(Items from a dataset)
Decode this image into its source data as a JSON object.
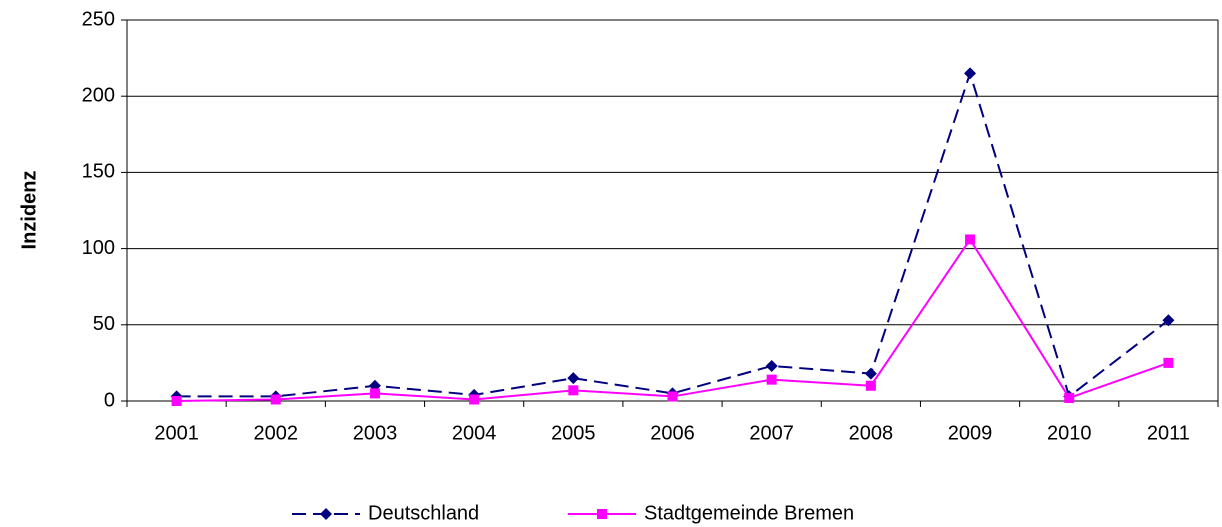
{
  "chart_data": {
    "type": "line",
    "y_label": "Inzidenz",
    "categories": [
      "2001",
      "2002",
      "2003",
      "2004",
      "2005",
      "2006",
      "2007",
      "2008",
      "2009",
      "2010",
      "2011"
    ],
    "series": [
      {
        "name": "Deutschland",
        "color": "#000080",
        "line_style": "dashed",
        "marker": "diamond",
        "values": [
          3,
          3,
          10,
          4,
          15,
          5,
          23,
          18,
          215,
          3,
          53
        ]
      },
      {
        "name": "Stadtgemeinde Bremen",
        "color": "#ff00ff",
        "line_style": "solid",
        "marker": "square",
        "values": [
          0,
          1,
          5,
          1,
          7,
          3,
          14,
          10,
          106,
          2,
          25
        ]
      }
    ],
    "ylim": [
      0,
      250
    ],
    "yticks": [
      0,
      50,
      100,
      150,
      200,
      250
    ],
    "grid": true,
    "legend": "bottom"
  }
}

=== TASK TO CARRY OUT ===
Leave out the pictures and transcribe the entries above exactly.

=== ANSWER TO THE TASK ===
Decode this image into its source data as a JSON object.
{
  "chart_data": {
    "type": "line",
    "y_label": "Inzidenz",
    "categories": [
      "2001",
      "2002",
      "2003",
      "2004",
      "2005",
      "2006",
      "2007",
      "2008",
      "2009",
      "2010",
      "2011"
    ],
    "series": [
      {
        "name": "Deutschland",
        "color": "#000080",
        "line_style": "dashed",
        "marker": "diamond",
        "values": [
          3,
          3,
          10,
          4,
          15,
          5,
          23,
          18,
          215,
          3,
          53
        ]
      },
      {
        "name": "Stadtgemeinde Bremen",
        "color": "#ff00ff",
        "line_style": "solid",
        "marker": "square",
        "values": [
          0,
          1,
          5,
          1,
          7,
          3,
          14,
          10,
          106,
          2,
          25
        ]
      }
    ],
    "ylim": [
      0,
      250
    ],
    "yticks": [
      0,
      50,
      100,
      150,
      200,
      250
    ],
    "grid": true,
    "legend": "bottom"
  }
}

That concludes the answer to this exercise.